Start of Data shown

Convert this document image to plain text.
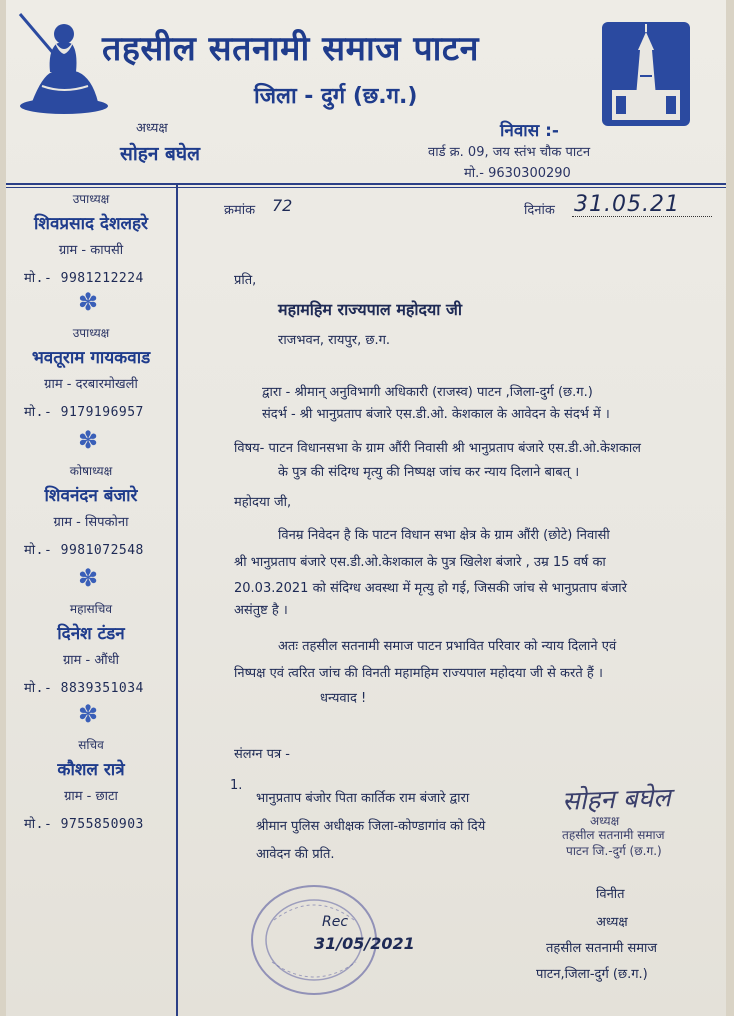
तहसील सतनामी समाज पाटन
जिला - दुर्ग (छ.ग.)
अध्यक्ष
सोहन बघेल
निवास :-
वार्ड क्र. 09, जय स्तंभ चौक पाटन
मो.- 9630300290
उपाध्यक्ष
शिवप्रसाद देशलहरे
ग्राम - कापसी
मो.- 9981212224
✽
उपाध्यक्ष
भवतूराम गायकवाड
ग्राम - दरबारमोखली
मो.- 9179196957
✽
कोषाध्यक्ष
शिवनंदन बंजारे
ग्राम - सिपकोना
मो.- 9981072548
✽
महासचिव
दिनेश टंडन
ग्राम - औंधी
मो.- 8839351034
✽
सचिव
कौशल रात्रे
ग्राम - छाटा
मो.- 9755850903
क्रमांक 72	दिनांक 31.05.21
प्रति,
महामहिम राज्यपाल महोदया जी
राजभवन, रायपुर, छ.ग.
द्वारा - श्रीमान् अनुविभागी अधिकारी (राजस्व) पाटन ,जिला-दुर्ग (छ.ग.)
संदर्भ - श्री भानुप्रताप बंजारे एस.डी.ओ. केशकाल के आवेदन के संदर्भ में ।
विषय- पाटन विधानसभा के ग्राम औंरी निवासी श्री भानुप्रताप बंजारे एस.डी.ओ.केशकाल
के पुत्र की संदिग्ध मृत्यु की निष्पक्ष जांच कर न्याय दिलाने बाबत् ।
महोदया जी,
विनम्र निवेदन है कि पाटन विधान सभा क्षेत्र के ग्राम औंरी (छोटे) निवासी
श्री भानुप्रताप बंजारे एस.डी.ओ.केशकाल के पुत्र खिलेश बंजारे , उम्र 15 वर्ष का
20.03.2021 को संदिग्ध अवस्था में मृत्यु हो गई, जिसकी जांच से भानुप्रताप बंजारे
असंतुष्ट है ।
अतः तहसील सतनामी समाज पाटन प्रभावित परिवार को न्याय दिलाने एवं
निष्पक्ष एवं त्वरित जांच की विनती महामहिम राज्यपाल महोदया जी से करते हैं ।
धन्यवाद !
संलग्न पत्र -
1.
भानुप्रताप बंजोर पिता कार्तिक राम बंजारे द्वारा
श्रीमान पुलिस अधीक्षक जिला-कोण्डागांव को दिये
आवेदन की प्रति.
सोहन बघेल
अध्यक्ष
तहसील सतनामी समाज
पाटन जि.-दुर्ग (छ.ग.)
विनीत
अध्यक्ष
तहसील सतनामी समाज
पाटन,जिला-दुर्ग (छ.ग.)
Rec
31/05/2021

End of Data shown

**Directive**.
Make an exact copy of all the material, but keep the pictures out of it.

**The output**.
Convert this document image to plain text.
तहसील सतनामी समाज पाटन
जिला - दुर्ग (छ.ग.)
अध्यक्ष
सोहन बघेल
निवास :-
वार्ड क्र. 09, जय स्तंभ चौक पाटन
मो.- 9630300290
उपाध्यक्ष
शिवप्रसाद देशलहरे
ग्राम - कापसी
मो.- 9981212224
✽
उपाध्यक्ष
भवतूराम गायकवाड
ग्राम - दरबारमोखली
मो.- 9179196957
✽
कोषाध्यक्ष
शिवनंदन बंजारे
ग्राम - सिपकोना
मो.- 9981072548
✽
महासचिव
दिनेश टंडन
ग्राम - औंधी
मो.- 8839351034
✽
सचिव
कौशल रात्रे
ग्राम - छाटा
मो.- 9755850903
क्रमांक 72	दिनांक 31.05.21
प्रति,
महामहिम राज्यपाल महोदया जी
राजभवन, रायपुर, छ.ग.
द्वारा - श्रीमान् अनुविभागी अधिकारी (राजस्व) पाटन ,जिला-दुर्ग (छ.ग.)
संदर्भ - श्री भानुप्रताप बंजारे एस.डी.ओ. केशकाल के आवेदन के संदर्भ में ।
विषय- पाटन विधानसभा के ग्राम औंरी निवासी श्री भानुप्रताप बंजारे एस.डी.ओ.केशकाल
के पुत्र की संदिग्ध मृत्यु की निष्पक्ष जांच कर न्याय दिलाने बाबत् ।
महोदया जी,
विनम्र निवेदन है कि पाटन विधान सभा क्षेत्र के ग्राम औंरी (छोटे) निवासी
श्री भानुप्रताप बंजारे एस.डी.ओ.केशकाल के पुत्र खिलेश बंजारे , उम्र 15 वर्ष का
20.03.2021 को संदिग्ध अवस्था में मृत्यु हो गई, जिसकी जांच से भानुप्रताप बंजारे
असंतुष्ट है ।
अतः तहसील सतनामी समाज पाटन प्रभावित परिवार को न्याय दिलाने एवं
निष्पक्ष एवं त्वरित जांच की विनती महामहिम राज्यपाल महोदया जी से करते हैं ।
धन्यवाद !
संलग्न पत्र -
1.
भानुप्रताप बंजोर पिता कार्तिक राम बंजारे द्वारा
श्रीमान पुलिस अधीक्षक जिला-कोण्डागांव को दिये
आवेदन की प्रति.
सोहन बघेल
अध्यक्ष
तहसील सतनामी समाज
पाटन जि.-दुर्ग (छ.ग.)
विनीत
अध्यक्ष
तहसील सतनामी समाज
पाटन,जिला-दुर्ग (छ.ग.)
Rec
31/05/2021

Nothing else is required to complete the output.